_YOUR TASK:_
Identify the lines in the data below that contain "name" and give only how many there are.

(Records contained in a dataset)
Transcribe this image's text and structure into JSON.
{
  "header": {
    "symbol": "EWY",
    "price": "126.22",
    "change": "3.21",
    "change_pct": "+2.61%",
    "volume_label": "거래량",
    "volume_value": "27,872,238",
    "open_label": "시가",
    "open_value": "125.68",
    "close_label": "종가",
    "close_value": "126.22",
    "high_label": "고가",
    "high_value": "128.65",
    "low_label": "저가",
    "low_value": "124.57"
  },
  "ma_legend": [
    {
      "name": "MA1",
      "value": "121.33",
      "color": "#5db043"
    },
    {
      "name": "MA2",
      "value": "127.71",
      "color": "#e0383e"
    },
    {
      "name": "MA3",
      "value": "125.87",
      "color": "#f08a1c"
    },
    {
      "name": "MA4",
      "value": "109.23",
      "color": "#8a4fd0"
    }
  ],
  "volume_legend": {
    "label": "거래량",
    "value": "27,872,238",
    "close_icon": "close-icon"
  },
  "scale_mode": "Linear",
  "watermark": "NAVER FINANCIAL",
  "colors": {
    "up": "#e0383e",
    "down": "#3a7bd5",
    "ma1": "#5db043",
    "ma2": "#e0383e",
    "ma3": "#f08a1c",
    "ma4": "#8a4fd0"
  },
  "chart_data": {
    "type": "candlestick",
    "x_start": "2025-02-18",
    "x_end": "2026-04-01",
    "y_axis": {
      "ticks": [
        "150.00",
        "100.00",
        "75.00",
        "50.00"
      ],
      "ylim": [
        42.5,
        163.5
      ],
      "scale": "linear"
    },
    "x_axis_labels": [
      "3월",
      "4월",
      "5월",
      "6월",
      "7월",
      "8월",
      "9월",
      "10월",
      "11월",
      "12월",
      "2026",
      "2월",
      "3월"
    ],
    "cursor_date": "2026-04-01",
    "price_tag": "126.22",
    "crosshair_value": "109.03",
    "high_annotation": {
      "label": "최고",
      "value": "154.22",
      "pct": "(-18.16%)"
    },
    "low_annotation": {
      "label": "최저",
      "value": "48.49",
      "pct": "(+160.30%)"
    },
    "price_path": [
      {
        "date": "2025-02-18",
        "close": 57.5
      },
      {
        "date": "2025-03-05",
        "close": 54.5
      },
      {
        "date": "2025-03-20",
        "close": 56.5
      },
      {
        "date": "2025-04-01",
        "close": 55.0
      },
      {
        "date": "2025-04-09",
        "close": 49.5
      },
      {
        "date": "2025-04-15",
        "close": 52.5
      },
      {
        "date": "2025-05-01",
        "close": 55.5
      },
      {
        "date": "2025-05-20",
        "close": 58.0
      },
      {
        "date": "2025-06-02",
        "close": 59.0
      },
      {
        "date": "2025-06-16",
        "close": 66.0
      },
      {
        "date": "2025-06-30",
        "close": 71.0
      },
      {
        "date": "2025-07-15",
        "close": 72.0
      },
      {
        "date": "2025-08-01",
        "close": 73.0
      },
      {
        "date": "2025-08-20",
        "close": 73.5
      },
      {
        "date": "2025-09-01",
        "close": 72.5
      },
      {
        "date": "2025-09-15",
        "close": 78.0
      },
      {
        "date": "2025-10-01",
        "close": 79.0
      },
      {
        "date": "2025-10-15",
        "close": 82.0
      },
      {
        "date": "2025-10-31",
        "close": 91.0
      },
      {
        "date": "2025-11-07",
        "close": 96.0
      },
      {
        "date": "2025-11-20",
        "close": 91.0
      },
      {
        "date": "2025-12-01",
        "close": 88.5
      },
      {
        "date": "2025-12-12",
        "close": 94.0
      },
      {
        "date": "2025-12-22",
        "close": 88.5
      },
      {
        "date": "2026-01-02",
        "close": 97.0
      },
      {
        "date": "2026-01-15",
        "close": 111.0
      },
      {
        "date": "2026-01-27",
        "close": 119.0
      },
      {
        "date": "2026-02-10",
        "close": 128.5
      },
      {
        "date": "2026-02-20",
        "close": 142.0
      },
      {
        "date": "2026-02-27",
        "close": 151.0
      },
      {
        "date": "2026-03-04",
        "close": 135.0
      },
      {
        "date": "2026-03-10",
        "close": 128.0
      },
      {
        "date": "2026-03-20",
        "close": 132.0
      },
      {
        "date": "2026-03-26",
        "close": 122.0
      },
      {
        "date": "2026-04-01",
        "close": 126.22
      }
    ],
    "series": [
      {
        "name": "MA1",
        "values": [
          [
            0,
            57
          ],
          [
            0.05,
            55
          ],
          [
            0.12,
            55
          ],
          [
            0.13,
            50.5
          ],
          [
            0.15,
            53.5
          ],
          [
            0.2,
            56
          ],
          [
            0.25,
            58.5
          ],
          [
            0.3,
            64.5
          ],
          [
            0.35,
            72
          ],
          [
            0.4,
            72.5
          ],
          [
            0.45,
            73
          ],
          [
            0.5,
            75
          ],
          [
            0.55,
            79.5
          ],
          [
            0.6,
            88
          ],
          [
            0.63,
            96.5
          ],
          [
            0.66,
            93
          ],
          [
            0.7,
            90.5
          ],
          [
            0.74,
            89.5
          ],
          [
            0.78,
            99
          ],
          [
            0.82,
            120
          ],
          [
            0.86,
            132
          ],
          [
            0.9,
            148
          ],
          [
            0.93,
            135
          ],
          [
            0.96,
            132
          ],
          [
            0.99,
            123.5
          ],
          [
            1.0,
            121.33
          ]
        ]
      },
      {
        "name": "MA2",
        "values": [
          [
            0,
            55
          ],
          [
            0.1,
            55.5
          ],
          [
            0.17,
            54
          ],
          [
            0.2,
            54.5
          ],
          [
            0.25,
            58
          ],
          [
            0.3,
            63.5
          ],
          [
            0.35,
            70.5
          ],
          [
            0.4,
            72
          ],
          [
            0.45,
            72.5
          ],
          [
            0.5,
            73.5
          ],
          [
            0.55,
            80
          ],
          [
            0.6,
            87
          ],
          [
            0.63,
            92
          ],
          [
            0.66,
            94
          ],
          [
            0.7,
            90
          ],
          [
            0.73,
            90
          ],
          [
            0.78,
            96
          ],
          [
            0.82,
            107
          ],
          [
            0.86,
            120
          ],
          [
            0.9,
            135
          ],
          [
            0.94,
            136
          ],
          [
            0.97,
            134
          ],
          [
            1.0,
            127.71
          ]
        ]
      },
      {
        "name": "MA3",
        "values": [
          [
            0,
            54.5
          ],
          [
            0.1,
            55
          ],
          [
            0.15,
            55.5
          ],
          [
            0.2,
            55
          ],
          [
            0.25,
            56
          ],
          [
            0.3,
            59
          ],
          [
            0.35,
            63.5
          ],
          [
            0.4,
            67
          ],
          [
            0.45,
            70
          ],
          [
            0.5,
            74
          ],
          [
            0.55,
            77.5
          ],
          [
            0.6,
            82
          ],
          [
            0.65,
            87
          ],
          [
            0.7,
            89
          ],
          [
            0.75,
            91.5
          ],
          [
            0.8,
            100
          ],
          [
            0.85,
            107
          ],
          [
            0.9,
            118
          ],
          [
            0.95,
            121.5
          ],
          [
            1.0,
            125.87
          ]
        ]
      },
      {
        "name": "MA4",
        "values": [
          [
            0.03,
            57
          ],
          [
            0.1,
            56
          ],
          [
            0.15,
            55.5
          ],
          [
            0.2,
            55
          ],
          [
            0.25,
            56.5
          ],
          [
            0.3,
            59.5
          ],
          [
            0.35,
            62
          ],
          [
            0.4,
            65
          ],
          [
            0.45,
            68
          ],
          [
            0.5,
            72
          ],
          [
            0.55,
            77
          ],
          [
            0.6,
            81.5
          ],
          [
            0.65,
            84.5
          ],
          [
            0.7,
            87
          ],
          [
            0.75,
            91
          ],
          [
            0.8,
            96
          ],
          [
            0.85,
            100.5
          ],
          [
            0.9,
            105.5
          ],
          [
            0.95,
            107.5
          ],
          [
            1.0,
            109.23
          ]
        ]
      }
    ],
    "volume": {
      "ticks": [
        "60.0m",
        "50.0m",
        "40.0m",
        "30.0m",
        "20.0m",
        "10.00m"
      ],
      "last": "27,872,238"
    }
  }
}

_THE COMPLETED TASK:_
8